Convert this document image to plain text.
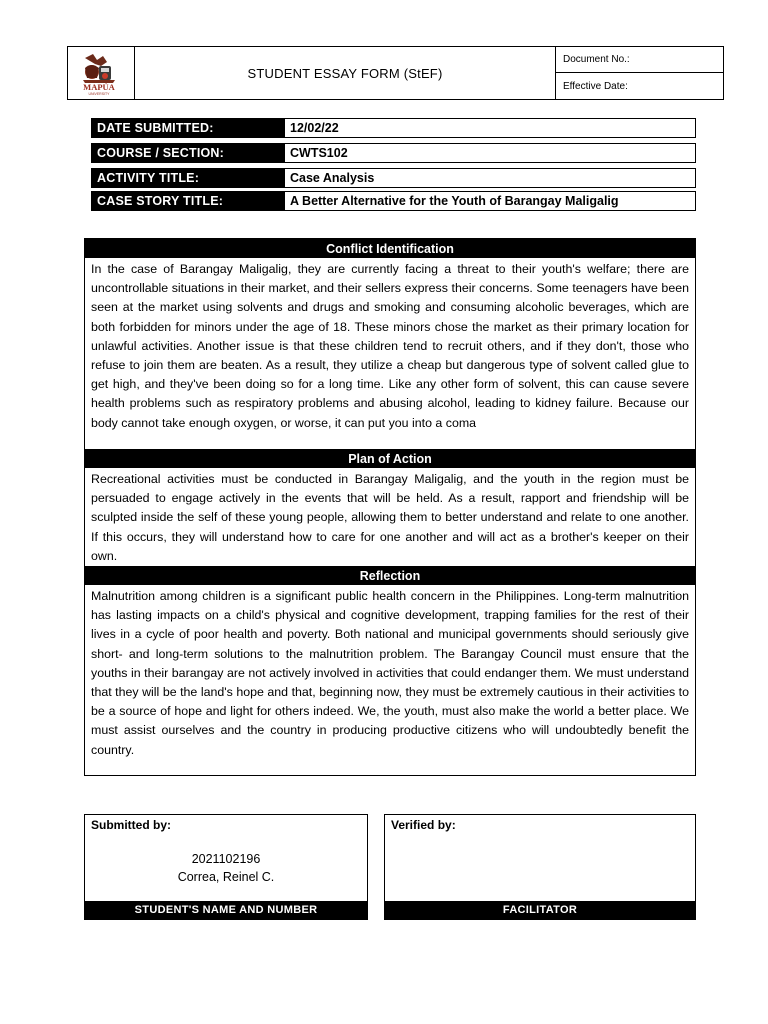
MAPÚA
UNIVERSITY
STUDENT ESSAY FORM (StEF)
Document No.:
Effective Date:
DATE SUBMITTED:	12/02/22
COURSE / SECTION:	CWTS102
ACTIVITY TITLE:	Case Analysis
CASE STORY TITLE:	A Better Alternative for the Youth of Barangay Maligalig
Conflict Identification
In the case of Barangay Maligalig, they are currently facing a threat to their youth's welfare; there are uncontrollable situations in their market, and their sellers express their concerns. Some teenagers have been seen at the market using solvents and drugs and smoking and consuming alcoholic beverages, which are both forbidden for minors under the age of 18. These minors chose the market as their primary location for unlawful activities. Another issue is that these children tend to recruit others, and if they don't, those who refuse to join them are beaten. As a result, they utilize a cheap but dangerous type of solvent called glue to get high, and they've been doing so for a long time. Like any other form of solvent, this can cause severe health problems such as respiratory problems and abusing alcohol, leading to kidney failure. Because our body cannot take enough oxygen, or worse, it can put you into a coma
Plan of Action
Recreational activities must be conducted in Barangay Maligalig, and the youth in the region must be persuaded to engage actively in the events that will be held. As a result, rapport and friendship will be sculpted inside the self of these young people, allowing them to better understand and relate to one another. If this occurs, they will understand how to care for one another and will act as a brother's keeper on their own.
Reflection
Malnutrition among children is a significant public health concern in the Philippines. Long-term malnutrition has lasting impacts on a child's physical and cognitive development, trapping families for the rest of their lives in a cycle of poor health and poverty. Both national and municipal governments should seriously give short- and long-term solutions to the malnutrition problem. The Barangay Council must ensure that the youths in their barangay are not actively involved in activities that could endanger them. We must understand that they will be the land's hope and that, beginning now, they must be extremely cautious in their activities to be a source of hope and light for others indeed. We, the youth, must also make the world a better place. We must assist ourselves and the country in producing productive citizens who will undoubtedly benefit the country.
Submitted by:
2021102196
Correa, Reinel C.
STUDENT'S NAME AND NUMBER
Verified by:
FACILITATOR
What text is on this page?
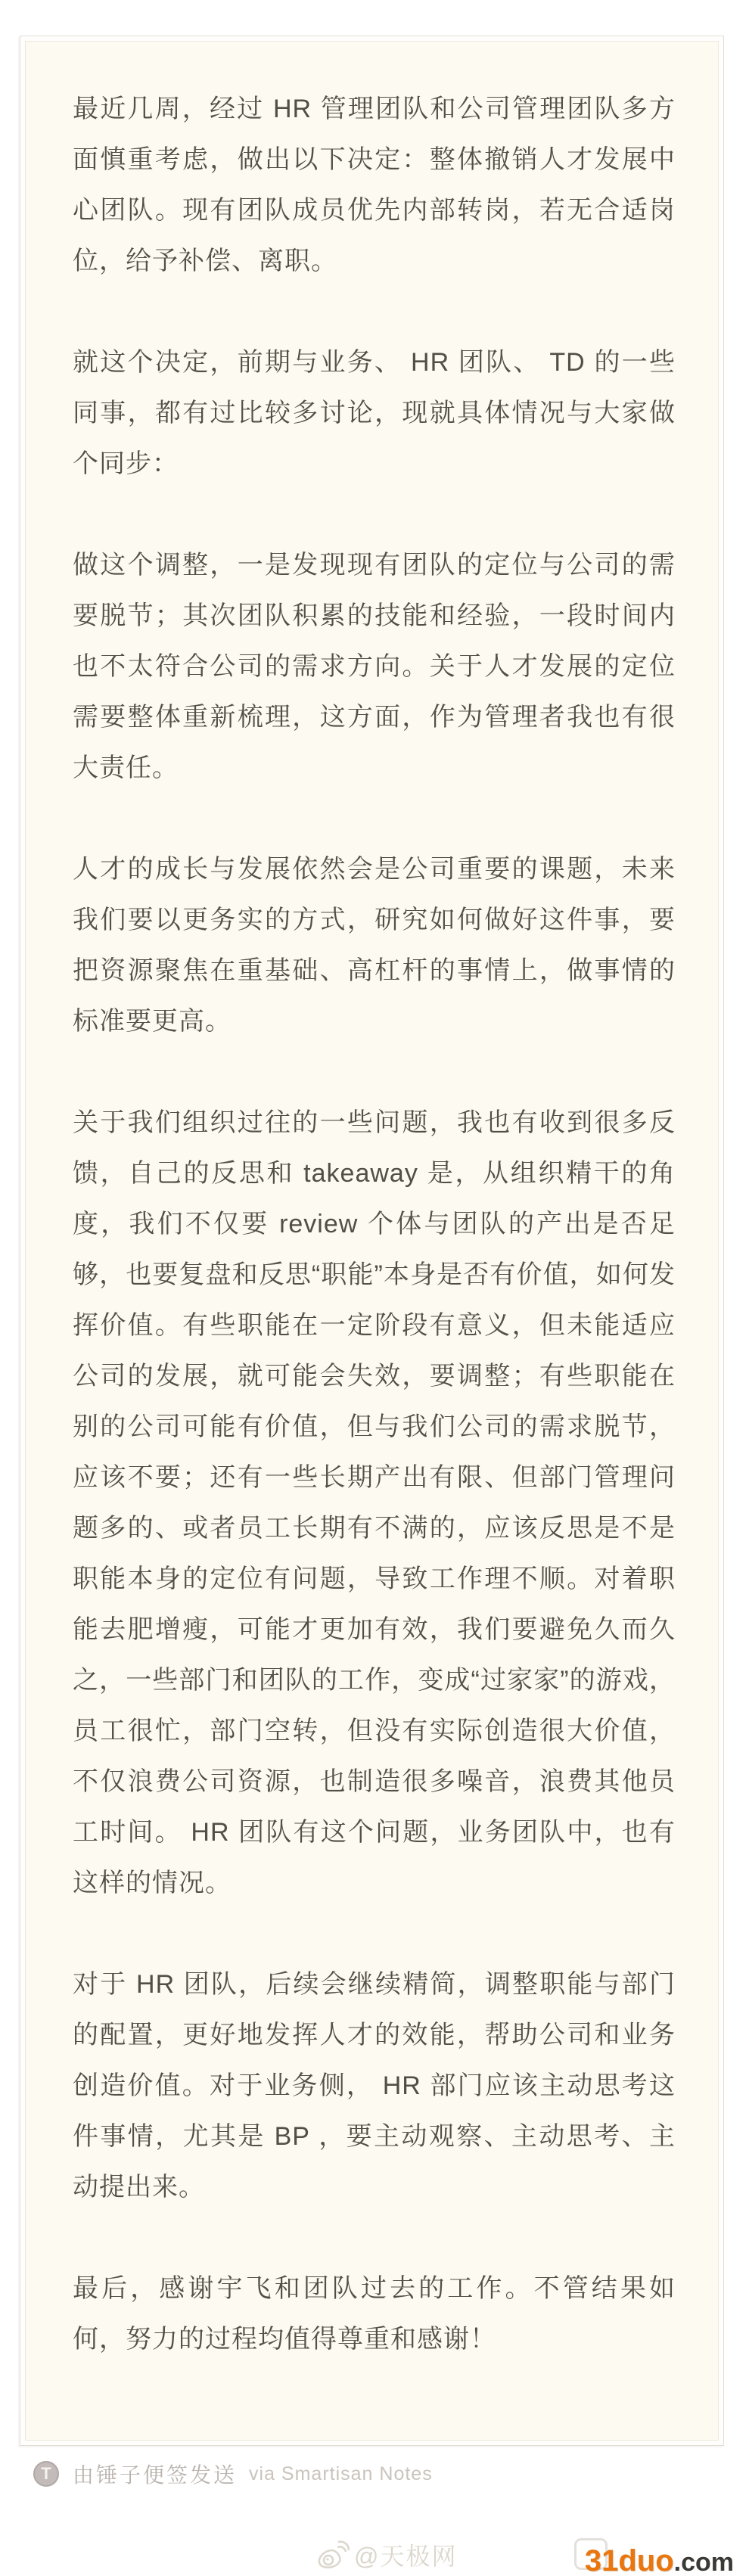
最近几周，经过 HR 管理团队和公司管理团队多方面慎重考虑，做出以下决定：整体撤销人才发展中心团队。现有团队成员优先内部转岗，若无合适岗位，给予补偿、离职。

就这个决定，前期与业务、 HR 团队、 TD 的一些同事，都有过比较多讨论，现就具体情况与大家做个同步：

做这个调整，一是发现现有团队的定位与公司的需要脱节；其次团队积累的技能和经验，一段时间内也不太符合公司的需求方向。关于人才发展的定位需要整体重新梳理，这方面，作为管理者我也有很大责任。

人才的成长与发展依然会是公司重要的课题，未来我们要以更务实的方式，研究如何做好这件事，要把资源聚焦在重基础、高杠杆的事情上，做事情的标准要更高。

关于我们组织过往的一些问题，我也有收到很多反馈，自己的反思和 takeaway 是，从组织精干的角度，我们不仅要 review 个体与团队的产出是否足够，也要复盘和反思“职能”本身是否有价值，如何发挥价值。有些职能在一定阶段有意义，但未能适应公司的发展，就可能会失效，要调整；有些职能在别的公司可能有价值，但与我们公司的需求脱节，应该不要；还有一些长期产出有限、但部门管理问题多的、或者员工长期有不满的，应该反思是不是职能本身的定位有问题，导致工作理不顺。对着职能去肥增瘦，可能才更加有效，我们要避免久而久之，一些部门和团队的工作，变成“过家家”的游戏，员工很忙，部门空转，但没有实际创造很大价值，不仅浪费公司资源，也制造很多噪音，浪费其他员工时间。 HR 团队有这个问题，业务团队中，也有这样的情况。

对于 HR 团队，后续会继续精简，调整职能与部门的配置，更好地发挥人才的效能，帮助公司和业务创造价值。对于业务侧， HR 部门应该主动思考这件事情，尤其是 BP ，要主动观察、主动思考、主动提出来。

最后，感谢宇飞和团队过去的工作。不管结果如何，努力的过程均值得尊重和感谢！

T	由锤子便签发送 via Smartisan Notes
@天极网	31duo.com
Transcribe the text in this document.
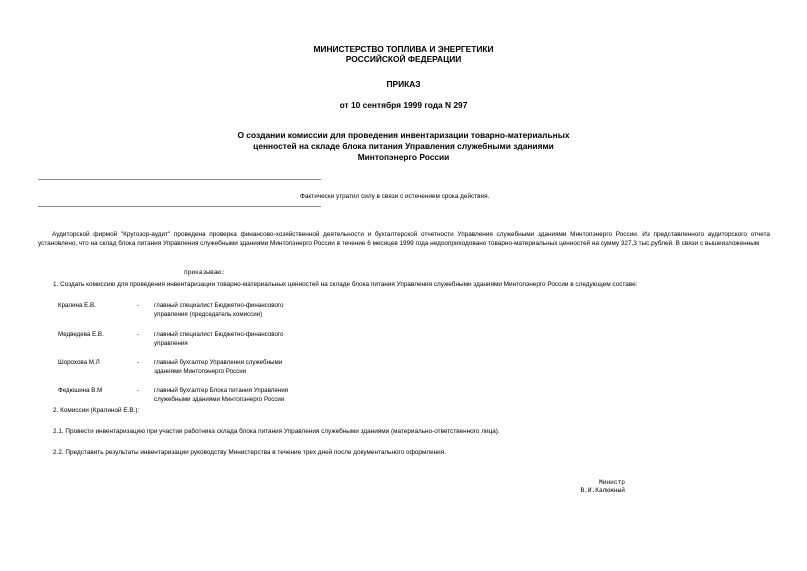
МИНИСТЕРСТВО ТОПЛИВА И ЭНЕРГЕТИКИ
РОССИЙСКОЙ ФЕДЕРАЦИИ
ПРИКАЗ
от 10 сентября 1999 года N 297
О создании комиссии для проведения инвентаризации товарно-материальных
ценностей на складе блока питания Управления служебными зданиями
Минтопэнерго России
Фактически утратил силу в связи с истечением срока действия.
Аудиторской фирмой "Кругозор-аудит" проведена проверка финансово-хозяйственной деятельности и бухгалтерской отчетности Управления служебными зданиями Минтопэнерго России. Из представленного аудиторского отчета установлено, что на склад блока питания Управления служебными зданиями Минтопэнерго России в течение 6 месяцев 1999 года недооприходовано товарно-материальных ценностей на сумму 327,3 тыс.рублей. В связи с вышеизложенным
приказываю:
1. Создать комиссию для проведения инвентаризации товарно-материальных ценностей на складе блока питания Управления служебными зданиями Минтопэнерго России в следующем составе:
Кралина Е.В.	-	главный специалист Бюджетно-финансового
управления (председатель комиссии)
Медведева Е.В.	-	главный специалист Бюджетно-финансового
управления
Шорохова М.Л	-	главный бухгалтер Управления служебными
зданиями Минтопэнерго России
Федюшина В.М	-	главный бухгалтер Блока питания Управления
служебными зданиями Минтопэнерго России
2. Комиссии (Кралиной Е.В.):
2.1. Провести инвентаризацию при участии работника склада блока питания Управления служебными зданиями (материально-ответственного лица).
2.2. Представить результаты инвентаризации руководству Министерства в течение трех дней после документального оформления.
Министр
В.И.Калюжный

·····

▸ Exercise: Collect each line of the entries that has the word "Минтопэнерго", copying it in full.

▸ Response for this exercise:
Минтопэнерго России
Аудиторской фирмой "Кругозор-аудит" проведена проверка финансово-хозяйственной деятельности и бухгалтерской отчетности Управления служебными зданиями Минтопэнерго России. Из представленного аудиторского отчета установлено, что на склад блока питания Управления служебными зданиями Минтопэнерго России в течение 6 месяцев 1999 года недооприходовано товарно-материальных ценностей на сумму 327,3 тыс.рублей. В связи с вышеизложенным
1. Создать комиссию для проведения инвентаризации товарно-материальных ценностей на складе блока питания Управления служебными зданиями Минтопэнерго России в следующем составе:
зданиями Минтопэнерго России
служебными зданиями Минтопэнерго России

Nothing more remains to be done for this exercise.